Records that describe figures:
☆ ☆ ☆

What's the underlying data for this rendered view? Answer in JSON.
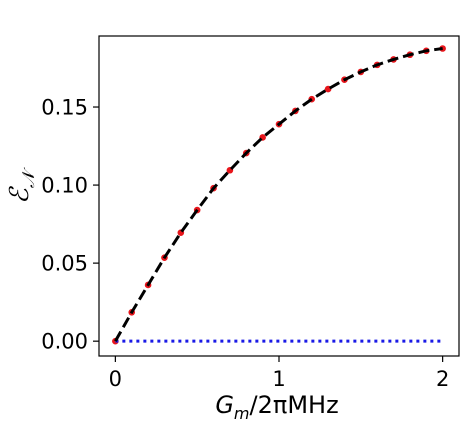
{
  "chart_data": {
    "type": "line",
    "title": "",
    "xlabel": {
      "main": "G",
      "sub": "m",
      "rest": "/2πMHz"
    },
    "ylabel": {
      "main": "ℰ",
      "sub": "𝒩"
    },
    "xlim": [
      -0.1,
      2.1
    ],
    "ylim": [
      -0.0095,
      0.1955
    ],
    "xticks": [
      0,
      1,
      2
    ],
    "xtick_labels": [
      "0",
      "1",
      "2"
    ],
    "yticks": [
      0.0,
      0.05,
      0.1,
      0.15
    ],
    "ytick_labels": [
      "0.00",
      "0.05",
      "0.10",
      "0.15"
    ],
    "grid": false,
    "series": [
      {
        "style": "dashed",
        "color": "#000000",
        "x": [
          0,
          0.1,
          0.2,
          0.3,
          0.4,
          0.5,
          0.6,
          0.7,
          0.8,
          0.9,
          1.0,
          1.1,
          1.2,
          1.3,
          1.4,
          1.5,
          1.6,
          1.7,
          1.8,
          1.9,
          2.0
        ],
        "y": [
          0.0,
          0.0185,
          0.036,
          0.0535,
          0.0695,
          0.084,
          0.098,
          0.1095,
          0.1205,
          0.1305,
          0.139,
          0.1475,
          0.155,
          0.1615,
          0.1675,
          0.1725,
          0.177,
          0.1805,
          0.1835,
          0.186,
          0.1875
        ]
      },
      {
        "style": "markers",
        "color": "#e8151b",
        "x": [
          0,
          0.1,
          0.2,
          0.3,
          0.4,
          0.5,
          0.6,
          0.7,
          0.8,
          0.9,
          1.0,
          1.1,
          1.2,
          1.3,
          1.4,
          1.5,
          1.6,
          1.7,
          1.8,
          1.9,
          2.0
        ],
        "y": [
          0.0,
          0.0185,
          0.036,
          0.0535,
          0.0695,
          0.084,
          0.098,
          0.1095,
          0.1205,
          0.1305,
          0.139,
          0.1475,
          0.155,
          0.1615,
          0.1675,
          0.1725,
          0.177,
          0.1805,
          0.1835,
          0.186,
          0.1875
        ]
      },
      {
        "style": "dotted",
        "color": "#1a1ae6",
        "x": [
          0,
          2.0
        ],
        "y": [
          0.0,
          0.0
        ]
      }
    ]
  }
}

☆ ☆ ☆

TASK TO COMPLETE:
Scan the lines for the string "style". Copy out each line that matches.

FULL RESPONSE:
        "style": "dashed",
        "style": "markers",
        "style": "dotted",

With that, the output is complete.